◆ Records for this exercise
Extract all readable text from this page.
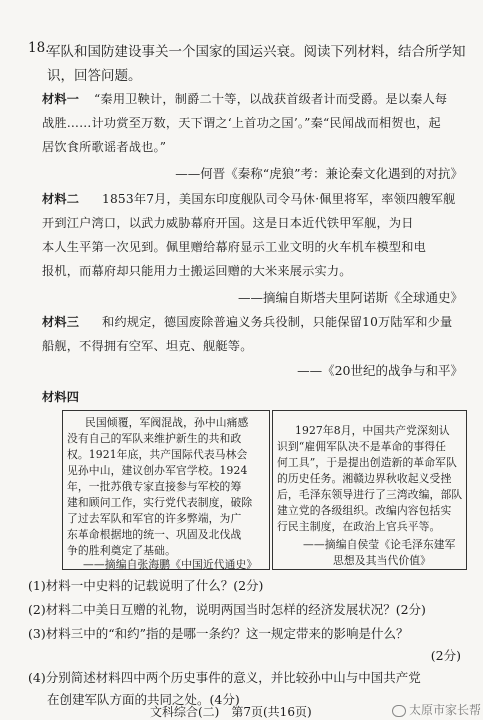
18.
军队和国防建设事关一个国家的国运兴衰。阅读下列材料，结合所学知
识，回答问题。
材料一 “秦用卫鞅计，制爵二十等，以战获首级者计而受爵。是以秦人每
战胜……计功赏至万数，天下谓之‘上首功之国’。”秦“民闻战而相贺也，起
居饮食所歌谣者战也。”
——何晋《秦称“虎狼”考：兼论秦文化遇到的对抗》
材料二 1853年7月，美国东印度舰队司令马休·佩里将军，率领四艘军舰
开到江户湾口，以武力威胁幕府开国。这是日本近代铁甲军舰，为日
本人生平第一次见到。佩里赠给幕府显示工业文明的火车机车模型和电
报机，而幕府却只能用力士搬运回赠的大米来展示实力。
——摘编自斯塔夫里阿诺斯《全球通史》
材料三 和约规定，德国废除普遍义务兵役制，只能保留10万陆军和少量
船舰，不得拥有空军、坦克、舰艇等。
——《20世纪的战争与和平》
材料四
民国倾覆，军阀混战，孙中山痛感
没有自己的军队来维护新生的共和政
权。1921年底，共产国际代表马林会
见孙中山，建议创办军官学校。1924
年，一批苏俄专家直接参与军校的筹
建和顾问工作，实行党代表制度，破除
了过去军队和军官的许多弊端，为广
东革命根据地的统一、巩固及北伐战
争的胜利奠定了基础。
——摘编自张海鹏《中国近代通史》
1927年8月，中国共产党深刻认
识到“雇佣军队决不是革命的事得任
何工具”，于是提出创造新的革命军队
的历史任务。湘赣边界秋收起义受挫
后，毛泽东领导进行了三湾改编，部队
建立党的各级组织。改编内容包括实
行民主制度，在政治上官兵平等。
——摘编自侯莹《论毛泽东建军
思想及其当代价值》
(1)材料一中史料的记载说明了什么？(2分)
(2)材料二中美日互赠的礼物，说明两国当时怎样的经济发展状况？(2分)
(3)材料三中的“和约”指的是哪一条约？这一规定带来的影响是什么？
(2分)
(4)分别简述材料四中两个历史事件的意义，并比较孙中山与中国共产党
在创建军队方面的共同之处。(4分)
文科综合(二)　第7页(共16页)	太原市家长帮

◆ Task statement
Retype the listing exactly. Pictures do not belong in the copy.

◆ Task answer
Extract all readable text from this page.
18.
军队和国防建设事关一个国家的国运兴衰。阅读下列材料，结合所学知
识，回答问题。
材料一 “秦用卫鞅计，制爵二十等，以战获首级者计而受爵。是以秦人每
战胜……计功赏至万数，天下谓之‘上首功之国’。”秦“民闻战而相贺也，起
居饮食所歌谣者战也。”
——何晋《秦称“虎狼”考：兼论秦文化遇到的对抗》
材料二 1853年7月，美国东印度舰队司令马休·佩里将军，率领四艘军舰
开到江户湾口，以武力威胁幕府开国。这是日本近代铁甲军舰，为日
本人生平第一次见到。佩里赠给幕府显示工业文明的火车机车模型和电
报机，而幕府却只能用力士搬运回赠的大米来展示实力。
——摘编自斯塔夫里阿诺斯《全球通史》
材料三 和约规定，德国废除普遍义务兵役制，只能保留10万陆军和少量
船舰，不得拥有空军、坦克、舰艇等。
——《20世纪的战争与和平》
材料四
民国倾覆，军阀混战，孙中山痛感
没有自己的军队来维护新生的共和政
权。1921年底，共产国际代表马林会
见孙中山，建议创办军官学校。1924
年，一批苏俄专家直接参与军校的筹
建和顾问工作，实行党代表制度，破除
了过去军队和军官的许多弊端，为广
东革命根据地的统一、巩固及北伐战
争的胜利奠定了基础。
——摘编自张海鹏《中国近代通史》
1927年8月，中国共产党深刻认
识到“雇佣军队决不是革命的事得任
何工具”，于是提出创造新的革命军队
的历史任务。湘赣边界秋收起义受挫
后，毛泽东领导进行了三湾改编，部队
建立党的各级组织。改编内容包括实
行民主制度，在政治上官兵平等。
——摘编自侯莹《论毛泽东建军
思想及其当代价值》
(1)材料一中史料的记载说明了什么？(2分)
(2)材料二中美日互赠的礼物，说明两国当时怎样的经济发展状况？(2分)
(3)材料三中的“和约”指的是哪一条约？这一规定带来的影响是什么？
(2分)
(4)分别简述材料四中两个历史事件的意义，并比较孙中山与中国共产党
在创建军队方面的共同之处。(4分)
文科综合(二)　第7页(共16页)	太原市家长帮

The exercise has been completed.